◆ Short task ◆
Work through the records below and tally every line containing "Files". Reply with the total alone.

## Begin Task data

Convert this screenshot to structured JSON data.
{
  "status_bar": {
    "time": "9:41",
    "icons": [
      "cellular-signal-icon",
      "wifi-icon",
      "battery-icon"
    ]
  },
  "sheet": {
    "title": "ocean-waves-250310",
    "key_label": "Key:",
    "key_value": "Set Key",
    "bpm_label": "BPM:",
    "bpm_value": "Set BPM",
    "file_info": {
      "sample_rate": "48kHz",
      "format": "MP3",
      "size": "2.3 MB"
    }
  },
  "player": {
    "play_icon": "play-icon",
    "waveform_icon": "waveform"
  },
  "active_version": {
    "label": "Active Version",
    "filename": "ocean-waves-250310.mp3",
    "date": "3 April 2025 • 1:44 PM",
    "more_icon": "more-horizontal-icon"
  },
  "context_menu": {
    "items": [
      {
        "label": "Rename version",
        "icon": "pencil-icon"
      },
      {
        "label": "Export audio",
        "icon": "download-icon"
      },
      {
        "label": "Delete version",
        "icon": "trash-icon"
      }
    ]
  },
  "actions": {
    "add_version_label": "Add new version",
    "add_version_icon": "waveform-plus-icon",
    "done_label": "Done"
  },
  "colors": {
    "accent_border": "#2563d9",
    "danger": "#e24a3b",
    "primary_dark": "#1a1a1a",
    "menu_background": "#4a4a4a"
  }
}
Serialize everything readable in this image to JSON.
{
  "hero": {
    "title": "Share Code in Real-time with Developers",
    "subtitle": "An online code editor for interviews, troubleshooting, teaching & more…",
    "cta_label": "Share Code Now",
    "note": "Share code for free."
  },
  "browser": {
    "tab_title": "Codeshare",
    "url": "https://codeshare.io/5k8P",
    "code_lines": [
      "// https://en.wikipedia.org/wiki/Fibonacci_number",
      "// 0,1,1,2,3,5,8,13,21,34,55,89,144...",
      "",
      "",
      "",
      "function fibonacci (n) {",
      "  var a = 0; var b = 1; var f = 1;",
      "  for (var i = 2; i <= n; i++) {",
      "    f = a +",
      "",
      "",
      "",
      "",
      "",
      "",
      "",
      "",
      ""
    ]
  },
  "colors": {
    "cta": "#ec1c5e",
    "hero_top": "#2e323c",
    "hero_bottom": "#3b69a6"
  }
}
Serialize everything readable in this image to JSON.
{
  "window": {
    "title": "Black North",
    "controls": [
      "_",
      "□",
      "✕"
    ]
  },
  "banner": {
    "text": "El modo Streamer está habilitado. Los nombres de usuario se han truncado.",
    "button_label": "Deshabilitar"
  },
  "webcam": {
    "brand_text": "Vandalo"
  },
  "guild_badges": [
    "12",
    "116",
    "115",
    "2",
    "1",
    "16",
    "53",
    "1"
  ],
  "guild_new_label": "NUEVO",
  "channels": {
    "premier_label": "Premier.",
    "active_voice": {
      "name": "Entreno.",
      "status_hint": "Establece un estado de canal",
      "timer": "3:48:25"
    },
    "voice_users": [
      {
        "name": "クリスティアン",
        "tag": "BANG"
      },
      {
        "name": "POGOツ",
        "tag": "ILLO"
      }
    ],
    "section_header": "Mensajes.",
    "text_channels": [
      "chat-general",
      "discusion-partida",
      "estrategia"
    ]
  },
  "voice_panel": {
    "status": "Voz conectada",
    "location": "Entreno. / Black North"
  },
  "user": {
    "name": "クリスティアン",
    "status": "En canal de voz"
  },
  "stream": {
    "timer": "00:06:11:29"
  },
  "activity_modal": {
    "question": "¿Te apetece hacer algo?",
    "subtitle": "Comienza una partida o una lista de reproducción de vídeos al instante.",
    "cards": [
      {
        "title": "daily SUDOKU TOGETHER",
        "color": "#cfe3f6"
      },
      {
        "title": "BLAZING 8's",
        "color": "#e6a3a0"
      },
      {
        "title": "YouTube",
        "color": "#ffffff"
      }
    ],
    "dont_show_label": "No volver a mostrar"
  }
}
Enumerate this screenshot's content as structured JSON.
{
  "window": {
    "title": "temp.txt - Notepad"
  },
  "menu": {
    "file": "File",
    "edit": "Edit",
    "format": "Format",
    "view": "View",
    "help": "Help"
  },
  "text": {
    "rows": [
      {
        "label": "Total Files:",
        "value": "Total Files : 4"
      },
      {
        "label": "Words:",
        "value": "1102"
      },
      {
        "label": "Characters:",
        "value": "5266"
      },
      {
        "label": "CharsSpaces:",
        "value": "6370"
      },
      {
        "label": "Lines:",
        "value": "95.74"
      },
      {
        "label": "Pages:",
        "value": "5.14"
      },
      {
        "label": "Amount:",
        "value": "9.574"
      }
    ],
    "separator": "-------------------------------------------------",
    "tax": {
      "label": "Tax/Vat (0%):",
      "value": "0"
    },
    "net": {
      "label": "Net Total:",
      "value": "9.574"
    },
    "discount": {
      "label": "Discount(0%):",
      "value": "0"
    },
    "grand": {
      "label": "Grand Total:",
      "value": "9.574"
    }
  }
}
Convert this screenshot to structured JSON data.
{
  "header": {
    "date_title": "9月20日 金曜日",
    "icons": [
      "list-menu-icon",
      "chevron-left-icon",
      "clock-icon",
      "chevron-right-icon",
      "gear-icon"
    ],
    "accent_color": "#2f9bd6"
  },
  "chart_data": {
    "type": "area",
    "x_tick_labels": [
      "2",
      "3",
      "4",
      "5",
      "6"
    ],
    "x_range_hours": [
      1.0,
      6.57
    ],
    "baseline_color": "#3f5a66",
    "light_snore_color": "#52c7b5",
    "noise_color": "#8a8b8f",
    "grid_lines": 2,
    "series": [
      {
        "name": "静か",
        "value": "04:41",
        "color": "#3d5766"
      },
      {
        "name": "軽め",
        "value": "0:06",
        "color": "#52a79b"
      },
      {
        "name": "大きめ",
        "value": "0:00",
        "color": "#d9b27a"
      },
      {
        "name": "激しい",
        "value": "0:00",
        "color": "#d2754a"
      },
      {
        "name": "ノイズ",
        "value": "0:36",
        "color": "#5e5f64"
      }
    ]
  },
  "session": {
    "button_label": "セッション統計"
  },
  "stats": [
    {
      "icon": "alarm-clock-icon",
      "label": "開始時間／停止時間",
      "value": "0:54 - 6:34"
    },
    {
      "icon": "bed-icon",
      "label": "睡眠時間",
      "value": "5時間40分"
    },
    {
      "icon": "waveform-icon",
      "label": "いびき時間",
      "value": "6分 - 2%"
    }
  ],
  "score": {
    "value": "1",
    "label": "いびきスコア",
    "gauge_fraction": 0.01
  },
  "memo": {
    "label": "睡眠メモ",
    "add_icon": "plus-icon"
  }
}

## End Task data

◆ Written reply ◆
2